To be done
Return all lines with the word "hiệu" in them.

Listed records
+ + + + +

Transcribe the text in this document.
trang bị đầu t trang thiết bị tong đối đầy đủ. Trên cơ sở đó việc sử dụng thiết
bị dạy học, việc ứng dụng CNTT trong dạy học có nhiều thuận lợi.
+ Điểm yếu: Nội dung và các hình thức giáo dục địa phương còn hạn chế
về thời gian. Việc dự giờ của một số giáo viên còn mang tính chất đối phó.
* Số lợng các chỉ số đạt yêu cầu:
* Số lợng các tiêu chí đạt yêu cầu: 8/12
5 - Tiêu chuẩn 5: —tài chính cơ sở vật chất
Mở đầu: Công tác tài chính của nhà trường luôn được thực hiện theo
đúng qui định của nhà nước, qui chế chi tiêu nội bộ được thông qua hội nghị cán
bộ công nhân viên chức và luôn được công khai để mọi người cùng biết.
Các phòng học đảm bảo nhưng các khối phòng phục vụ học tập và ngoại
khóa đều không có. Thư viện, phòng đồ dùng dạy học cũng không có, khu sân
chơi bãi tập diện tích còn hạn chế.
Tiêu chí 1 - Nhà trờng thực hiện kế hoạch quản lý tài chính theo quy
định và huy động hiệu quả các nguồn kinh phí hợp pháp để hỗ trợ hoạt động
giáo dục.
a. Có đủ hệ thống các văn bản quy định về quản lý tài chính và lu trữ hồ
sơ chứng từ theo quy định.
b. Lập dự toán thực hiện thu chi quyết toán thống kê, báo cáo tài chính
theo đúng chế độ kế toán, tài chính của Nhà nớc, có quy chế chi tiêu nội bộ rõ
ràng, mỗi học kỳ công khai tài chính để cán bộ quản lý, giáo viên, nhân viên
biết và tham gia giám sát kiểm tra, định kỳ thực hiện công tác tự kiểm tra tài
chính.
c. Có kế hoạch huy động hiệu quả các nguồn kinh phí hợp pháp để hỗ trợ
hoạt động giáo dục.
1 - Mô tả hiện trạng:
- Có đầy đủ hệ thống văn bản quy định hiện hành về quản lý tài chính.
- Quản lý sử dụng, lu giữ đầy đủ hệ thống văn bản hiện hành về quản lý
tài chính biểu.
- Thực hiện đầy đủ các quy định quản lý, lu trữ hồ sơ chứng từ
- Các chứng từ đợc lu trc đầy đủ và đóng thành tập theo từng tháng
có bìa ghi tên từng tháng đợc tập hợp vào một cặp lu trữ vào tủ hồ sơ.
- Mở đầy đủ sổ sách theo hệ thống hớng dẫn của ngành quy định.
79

+ + + + +

Task solution
định và huy động hiệu quả các nguồn kinh phí hợp pháp để hỗ trợ hoạt động
c. Có kế hoạch huy động hiệu quả các nguồn kinh phí hợp pháp để hỗ trợ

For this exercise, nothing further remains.